◆ WHAT THE TASK REQUIRES
Restate the listing below word for word, omitting any images.

◆ RECORDS FOR THE TASK

'''

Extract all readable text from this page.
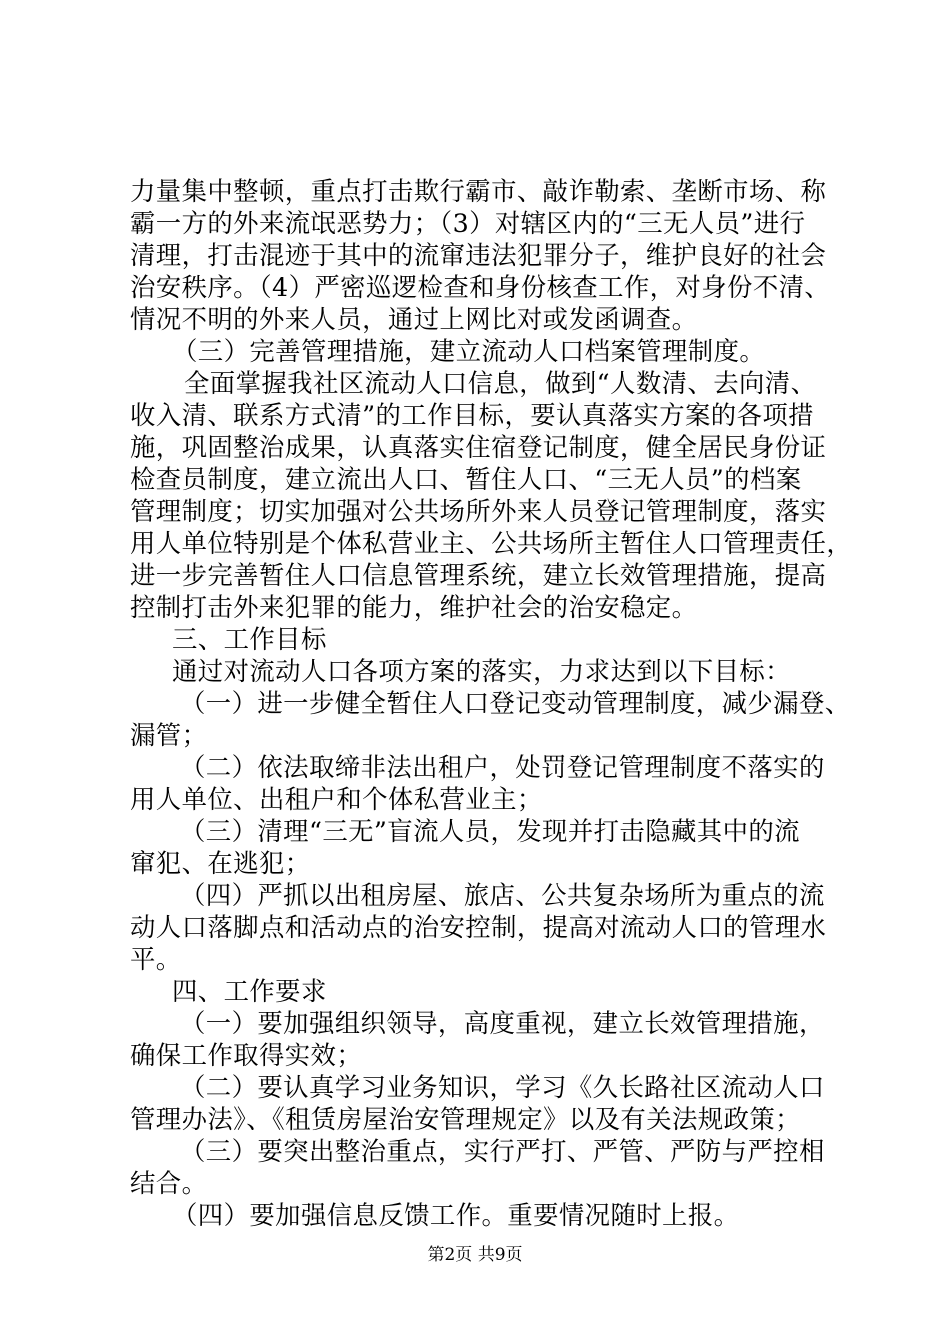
力量集中整顿，重点打击欺行霸市、敲诈勒索、垄断市场、称
霸一方的外来流氓恶势力；（3）对辖区内的“三无人员”进行
清理，打击混迹于其中的流窜违法犯罪分子，维护良好的社会
治安秩序。（4）严密巡逻检查和身份核查工作，对身份不清、
情况不明的外来人员，通过上网比对或发函调查。
（三）完善管理措施，建立流动人口档案管理制度。
全面掌握我社区流动人口信息，做到“人数清、去向清、
收入清、联系方式清”的工作目标，要认真落实方案的各项措
施，巩固整治成果，认真落实住宿登记制度，健全居民身份证
检查员制度，建立流出人口、暂住人口、“三无人员”的档案
管理制度；切实加强对公共场所外来人员登记管理制度，落实
用人单位特别是个体私营业主、公共场所主暂住人口管理责任，
进一步完善暂住人口信息管理系统，建立长效管理措施，提高
控制打击外来犯罪的能力，维护社会的治安稳定。
三、工作目标
通过对流动人口各项方案的落实，力求达到以下目标：
（一）进一步健全暂住人口登记变动管理制度，减少漏登、
漏管；
（二）依法取缔非法出租户，处罚登记管理制度不落实的
用人单位、出租户和个体私营业主；
（三）清理“三无”盲流人员，发现并打击隐藏其中的流
窜犯、在逃犯；
（四）严抓以出租房屋、旅店、公共复杂场所为重点的流
动人口落脚点和活动点的治安控制，提高对流动人口的管理水
平。
四、工作要求
（一）要加强组织领导，高度重视，建立长效管理措施，
确保工作取得实效；
（二）要认真学习业务知识，学习《久长路社区流动人口
管理办法》、《租赁房屋治安管理规定》以及有关法规政策；
（三）要突出整治重点，实行严打、严管、严防与严控相
结合。
（四）要加强信息反馈工作。重要情况随时上报。
第2页 共9页
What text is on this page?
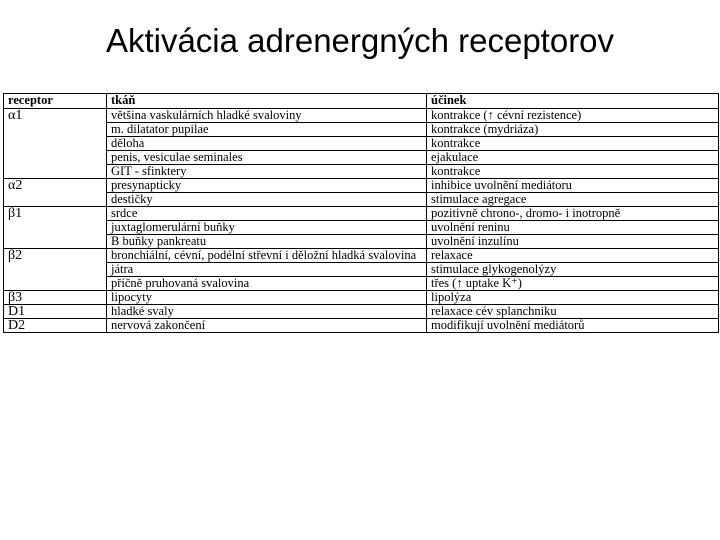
Aktivácia adrenergných receptorov
receptor	tkáň	účinek
α1	většina vaskulárních hladké svaloviny	kontrakce (↑ cévní rezistence)
	m. dilatator pupilae	kontrakce (mydriáza)
	děloha	kontrakce
	penis, vesiculae seminales	ejakulace
	GIT - sfinktery	kontrakce
α2	presynapticky	inhibice uvolnění mediátoru
	destičky	stimulace agregace
β1	srdce	pozitivně chrono-, dromo- i inotropně
	juxtaglomerulární buňky	uvolnění reninu
	B buňky pankreatu	uvolnění inzulínu
β2	bronchiální, cévní, podélní střevní i děložní hladká svalovina	relaxace
	játra	stimulace glykogenolýzy
	příčně pruhovaná svalovina	třes (↑ uptake K⁺)
β3	lipocyty	lipolýza
D1	hladké svaly	relaxace cév splanchniku
D2	nervová zakončení	modifikují uvolnění mediátorů
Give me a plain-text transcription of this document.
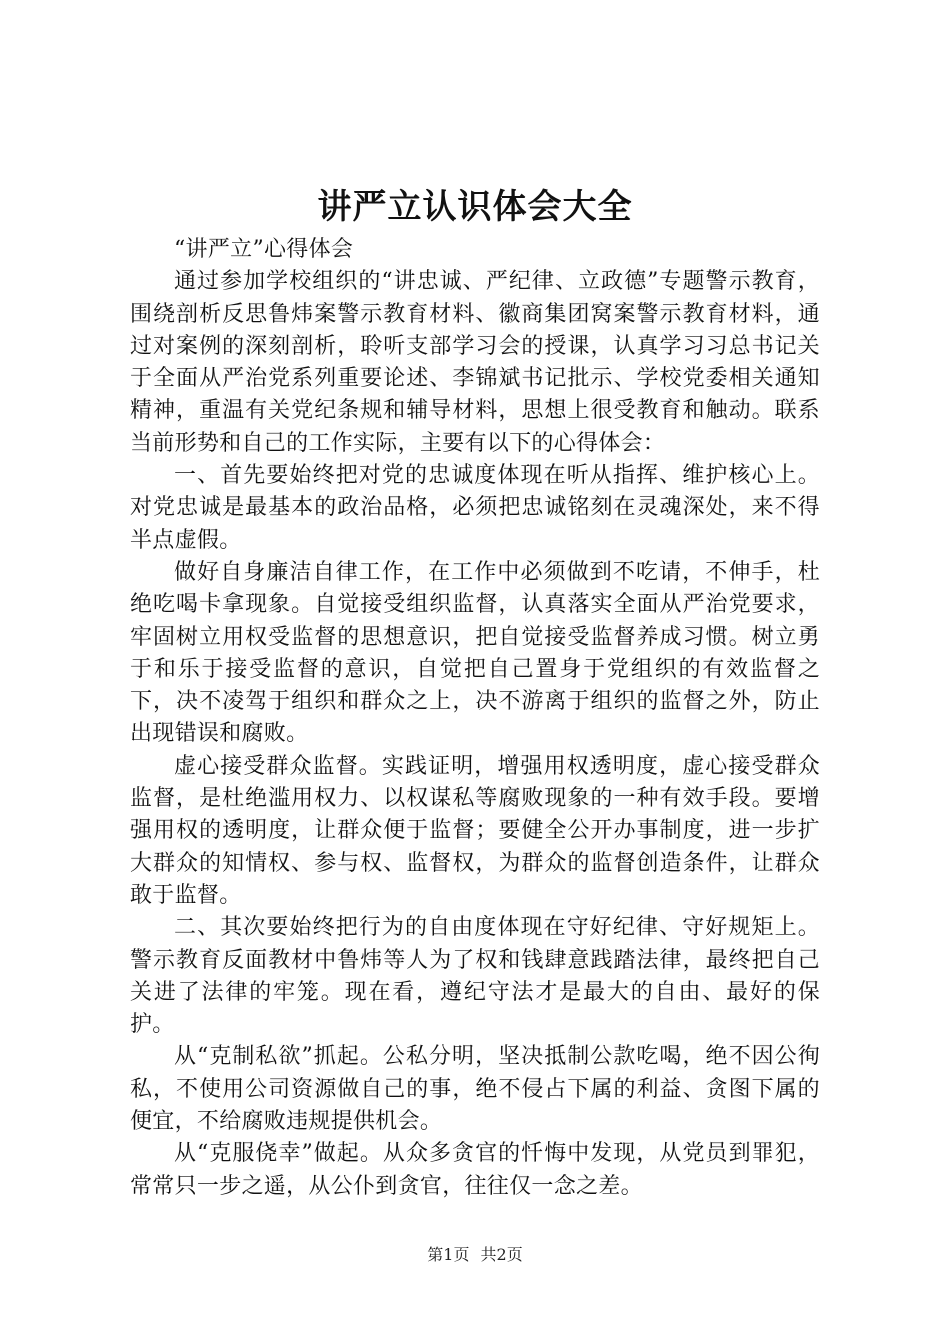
讲严立认识体会大全

“讲严立”心得体会

通过参加学校组织的“讲忠诚、严纪律、立政德”专题警示教育，围绕剖析反思鲁炜案警示教育材料、徽商集团窝案警示教育材料，通过对案例的深刻剖析，聆听支部学习会的授课，认真学习习总书记关于全面从严治党系列重要论述、李锦斌书记批示、学校党委相关通知精神，重温有关党纪条规和辅导材料，思想上很受教育和触动。联系当前形势和自己的工作实际，主要有以下的心得体会：

一、首先要始终把对党的忠诚度体现在听从指挥、维护核心上。对党忠诚是最基本的政治品格，必须把忠诚铭刻在灵魂深处，来不得半点虚假。

做好自身廉洁自律工作，在工作中必须做到不吃请，不伸手，杜绝吃喝卡拿现象。自觉接受组织监督，认真落实全面从严治党要求，牢固树立用权受监督的思想意识，把自觉接受监督养成习惯。树立勇于和乐于接受监督的意识，自觉把自己置身于党组织的有效监督之下，决不凌驾于组织和群众之上，决不游离于组织的监督之外，防止出现错误和腐败。

虚心接受群众监督。实践证明，增强用权透明度，虚心接受群众监督，是杜绝滥用权力、以权谋私等腐败现象的一种有效手段。要增强用权的透明度，让群众便于监督；要健全公开办事制度，进一步扩大群众的知情权、参与权、监督权，为群众的监督创造条件，让群众敢于监督。

二、其次要始终把行为的自由度体现在守好纪律、守好规矩上。警示教育反面教材中鲁炜等人为了权和钱肆意践踏法律，最终把自己关进了法律的牢笼。现在看，遵纪守法才是最大的自由、最好的保护。

从“克制私欲”抓起。公私分明，坚决抵制公款吃喝，绝不因公徇私，不使用公司资源做自己的事，绝不侵占下属的利益、贪图下属的便宜，不给腐败违规提供机会。

从“克服侥幸”做起。从众多贪官的忏悔中发现，从党员到罪犯，常常只一步之遥，从公仆到贪官，往往仅一念之差。

第1页 共2页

'''

◆ PROBLEM SOLUTION
Extract all readable text from this page.
力量集中整顿，重点打击欺行霸市、敲诈勒索、垄断市场、称
霸一方的外来流氓恶势力；（3）对辖区内的“三无人员”进行
清理，打击混迹于其中的流窜违法犯罪分子，维护良好的社会
治安秩序。（4）严密巡逻检查和身份核查工作，对身份不清、
情况不明的外来人员，通过上网比对或发函调查。
（三）完善管理措施，建立流动人口档案管理制度。
全面掌握我社区流动人口信息，做到“人数清、去向清、
收入清、联系方式清”的工作目标，要认真落实方案的各项措
施，巩固整治成果，认真落实住宿登记制度，健全居民身份证
检查员制度，建立流出人口、暂住人口、“三无人员”的档案
管理制度；切实加强对公共场所外来人员登记管理制度，落实
用人单位特别是个体私营业主、公共场所主暂住人口管理责任，
进一步完善暂住人口信息管理系统，建立长效管理措施，提高
控制打击外来犯罪的能力，维护社会的治安稳定。
三、工作目标
通过对流动人口各项方案的落实，力求达到以下目标：
（一）进一步健全暂住人口登记变动管理制度，减少漏登、
漏管；
（二）依法取缔非法出租户，处罚登记管理制度不落实的
用人单位、出租户和个体私营业主；
（三）清理“三无”盲流人员，发现并打击隐藏其中的流
窜犯、在逃犯；
（四）严抓以出租房屋、旅店、公共复杂场所为重点的流
动人口落脚点和活动点的治安控制，提高对流动人口的管理水
平。
四、工作要求
（一）要加强组织领导，高度重视，建立长效管理措施，
确保工作取得实效；
（二）要认真学习业务知识，学习《久长路社区流动人口
管理办法》、《租赁房屋治安管理规定》以及有关法规政策；
（三）要突出整治重点，实行严打、严管、严防与严控相
结合。
（四）要加强信息反馈工作。重要情况随时上报。
第2页 共9页
What text is on this page?
Aktivácia adrenergných receptorov
receptor	tkáň	účinek
α1	většina vaskulárních hladké svaloviny	kontrakce (↑ cévní rezistence)
	m. dilatator pupilae	kontrakce (mydriáza)
	děloha	kontrakce
	penis, vesiculae seminales	ejakulace
	GIT - sfinktery	kontrakce
α2	presynapticky	inhibice uvolnění mediátoru
	destičky	stimulace agregace
β1	srdce	pozitivně chrono-, dromo- i inotropně
	juxtaglomerulární buňky	uvolnění reninu
	B buňky pankreatu	uvolnění inzulínu
β2	bronchiální, cévní, podélní střevní i děložní hladká svalovina	relaxace
	játra	stimulace glykogenolýzy
	příčně pruhovaná svalovina	třes (↑ uptake K⁺)
β3	lipocyty	lipolýza
D1	hladké svaly	relaxace cév splanchniku
D2	nervová zakončení	modifikují uvolnění mediátorů
Give me a plain-text transcription of this document.
讲严立认识体会大全

“讲严立”心得体会

通过参加学校组织的“讲忠诚、严纪律、立政德”专题警示教育，围绕剖析反思鲁炜案警示教育材料、徽商集团窝案警示教育材料，通过对案例的深刻剖析，聆听支部学习会的授课，认真学习习总书记关于全面从严治党系列重要论述、李锦斌书记批示、学校党委相关通知精神，重温有关党纪条规和辅导材料，思想上很受教育和触动。联系当前形势和自己的工作实际，主要有以下的心得体会：

一、首先要始终把对党的忠诚度体现在听从指挥、维护核心上。对党忠诚是最基本的政治品格，必须把忠诚铭刻在灵魂深处，来不得半点虚假。

做好自身廉洁自律工作，在工作中必须做到不吃请，不伸手，杜绝吃喝卡拿现象。自觉接受组织监督，认真落实全面从严治党要求，牢固树立用权受监督的思想意识，把自觉接受监督养成习惯。树立勇于和乐于接受监督的意识，自觉把自己置身于党组织的有效监督之下，决不凌驾于组织和群众之上，决不游离于组织的监督之外，防止出现错误和腐败。

虚心接受群众监督。实践证明，增强用权透明度，虚心接受群众监督，是杜绝滥用权力、以权谋私等腐败现象的一种有效手段。要增强用权的透明度，让群众便于监督；要健全公开办事制度，进一步扩大群众的知情权、参与权、监督权，为群众的监督创造条件，让群众敢于监督。

二、其次要始终把行为的自由度体现在守好纪律、守好规矩上。警示教育反面教材中鲁炜等人为了权和钱肆意践踏法律，最终把自己关进了法律的牢笼。现在看，遵纪守法才是最大的自由、最好的保护。

从“克制私欲”抓起。公私分明，坚决抵制公款吃喝，绝不因公徇私，不使用公司资源做自己的事，绝不侵占下属的利益、贪图下属的便宜，不给腐败违规提供机会。

从“克服侥幸”做起。从众多贪官的忏悔中发现，从党员到罪犯，常常只一步之遥，从公仆到贪官，往往仅一念之差。

第1页 共2页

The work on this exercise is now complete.